**What is being asked**
Copy out every line that contains "ylabel".
━━━━━━━━━━━━━━━━━━━━━━━━━━━━━━
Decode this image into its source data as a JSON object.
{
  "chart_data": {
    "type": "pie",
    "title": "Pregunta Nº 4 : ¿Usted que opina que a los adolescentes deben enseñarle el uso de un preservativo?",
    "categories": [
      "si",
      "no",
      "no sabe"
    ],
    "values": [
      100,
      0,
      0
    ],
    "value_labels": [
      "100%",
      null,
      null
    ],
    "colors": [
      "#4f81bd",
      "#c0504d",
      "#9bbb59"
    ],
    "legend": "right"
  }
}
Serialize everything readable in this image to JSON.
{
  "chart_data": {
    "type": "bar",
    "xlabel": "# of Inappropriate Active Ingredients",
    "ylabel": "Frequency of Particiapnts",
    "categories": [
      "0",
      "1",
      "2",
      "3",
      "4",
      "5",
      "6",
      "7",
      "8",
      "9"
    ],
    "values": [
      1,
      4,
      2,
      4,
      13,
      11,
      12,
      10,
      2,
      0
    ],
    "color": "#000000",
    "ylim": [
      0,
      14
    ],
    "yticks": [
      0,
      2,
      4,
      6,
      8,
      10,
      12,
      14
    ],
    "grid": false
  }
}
━━━━━━━━━━━━━━━━━━━━━━━━━━━━━━
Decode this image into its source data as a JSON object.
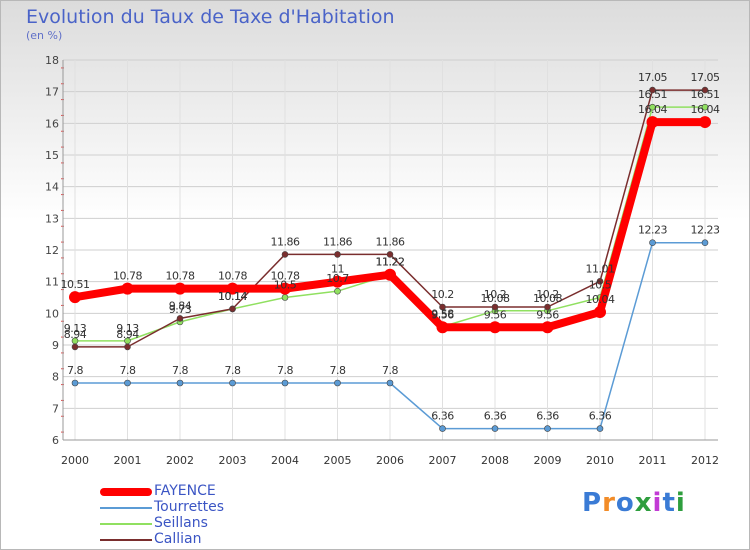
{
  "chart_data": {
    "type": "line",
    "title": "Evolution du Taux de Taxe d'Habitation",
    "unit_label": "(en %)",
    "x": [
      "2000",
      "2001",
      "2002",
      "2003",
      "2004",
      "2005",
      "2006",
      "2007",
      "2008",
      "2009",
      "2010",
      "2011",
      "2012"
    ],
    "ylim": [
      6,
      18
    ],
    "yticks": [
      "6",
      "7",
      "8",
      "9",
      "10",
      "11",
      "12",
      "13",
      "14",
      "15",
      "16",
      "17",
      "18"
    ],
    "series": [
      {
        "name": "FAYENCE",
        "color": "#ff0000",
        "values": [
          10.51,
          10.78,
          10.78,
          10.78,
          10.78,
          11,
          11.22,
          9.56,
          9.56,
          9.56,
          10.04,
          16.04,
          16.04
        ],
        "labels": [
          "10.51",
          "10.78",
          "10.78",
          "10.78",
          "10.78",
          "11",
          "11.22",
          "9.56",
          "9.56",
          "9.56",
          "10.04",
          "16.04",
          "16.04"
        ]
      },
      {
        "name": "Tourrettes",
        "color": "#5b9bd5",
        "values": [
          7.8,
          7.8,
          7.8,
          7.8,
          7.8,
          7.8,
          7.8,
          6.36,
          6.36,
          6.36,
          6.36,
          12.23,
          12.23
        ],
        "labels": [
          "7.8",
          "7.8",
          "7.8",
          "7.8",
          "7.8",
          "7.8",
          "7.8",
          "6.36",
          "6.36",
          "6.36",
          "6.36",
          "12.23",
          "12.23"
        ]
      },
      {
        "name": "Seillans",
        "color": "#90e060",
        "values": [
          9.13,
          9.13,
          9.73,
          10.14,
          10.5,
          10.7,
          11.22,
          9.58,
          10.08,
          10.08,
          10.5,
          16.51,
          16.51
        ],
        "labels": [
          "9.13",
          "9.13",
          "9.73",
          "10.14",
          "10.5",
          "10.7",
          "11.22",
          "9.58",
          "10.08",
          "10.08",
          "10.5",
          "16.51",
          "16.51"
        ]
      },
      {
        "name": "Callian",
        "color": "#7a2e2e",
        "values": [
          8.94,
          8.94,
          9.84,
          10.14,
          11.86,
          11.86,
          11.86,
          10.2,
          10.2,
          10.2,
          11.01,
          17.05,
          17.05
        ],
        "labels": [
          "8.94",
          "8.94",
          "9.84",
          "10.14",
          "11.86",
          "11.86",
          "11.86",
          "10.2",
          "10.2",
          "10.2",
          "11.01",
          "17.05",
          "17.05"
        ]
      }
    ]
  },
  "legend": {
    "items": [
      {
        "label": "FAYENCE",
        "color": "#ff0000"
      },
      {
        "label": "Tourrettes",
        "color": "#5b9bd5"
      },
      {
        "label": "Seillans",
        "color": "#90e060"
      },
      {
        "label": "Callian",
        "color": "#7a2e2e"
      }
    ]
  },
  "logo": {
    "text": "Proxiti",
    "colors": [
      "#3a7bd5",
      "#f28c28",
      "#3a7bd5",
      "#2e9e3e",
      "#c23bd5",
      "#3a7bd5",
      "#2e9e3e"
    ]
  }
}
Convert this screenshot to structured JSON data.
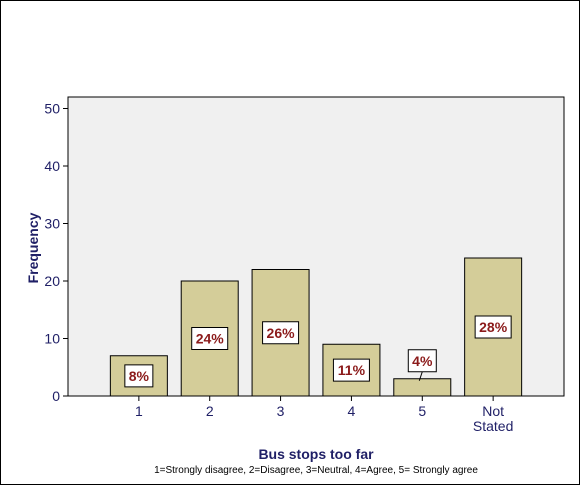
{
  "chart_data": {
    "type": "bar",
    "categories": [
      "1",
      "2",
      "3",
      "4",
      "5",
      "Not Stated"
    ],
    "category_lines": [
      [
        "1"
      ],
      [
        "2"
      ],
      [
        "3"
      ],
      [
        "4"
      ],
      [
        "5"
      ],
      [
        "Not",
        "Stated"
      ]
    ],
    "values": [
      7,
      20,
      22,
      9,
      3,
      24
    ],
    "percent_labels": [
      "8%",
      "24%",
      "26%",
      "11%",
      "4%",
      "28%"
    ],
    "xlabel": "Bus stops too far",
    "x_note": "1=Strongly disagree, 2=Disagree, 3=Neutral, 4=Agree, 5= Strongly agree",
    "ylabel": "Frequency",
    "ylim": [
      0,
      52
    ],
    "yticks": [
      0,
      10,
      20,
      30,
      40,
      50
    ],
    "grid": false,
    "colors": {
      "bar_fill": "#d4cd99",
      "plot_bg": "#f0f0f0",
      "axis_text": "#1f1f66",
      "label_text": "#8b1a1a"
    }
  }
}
━━━━━━━━━━━━━━━━━━━━━━━━━━━━━━
**Reply to the exercise**
    "ylabel": "Frequency of Particiapnts",
    "ylabel": "Frequency",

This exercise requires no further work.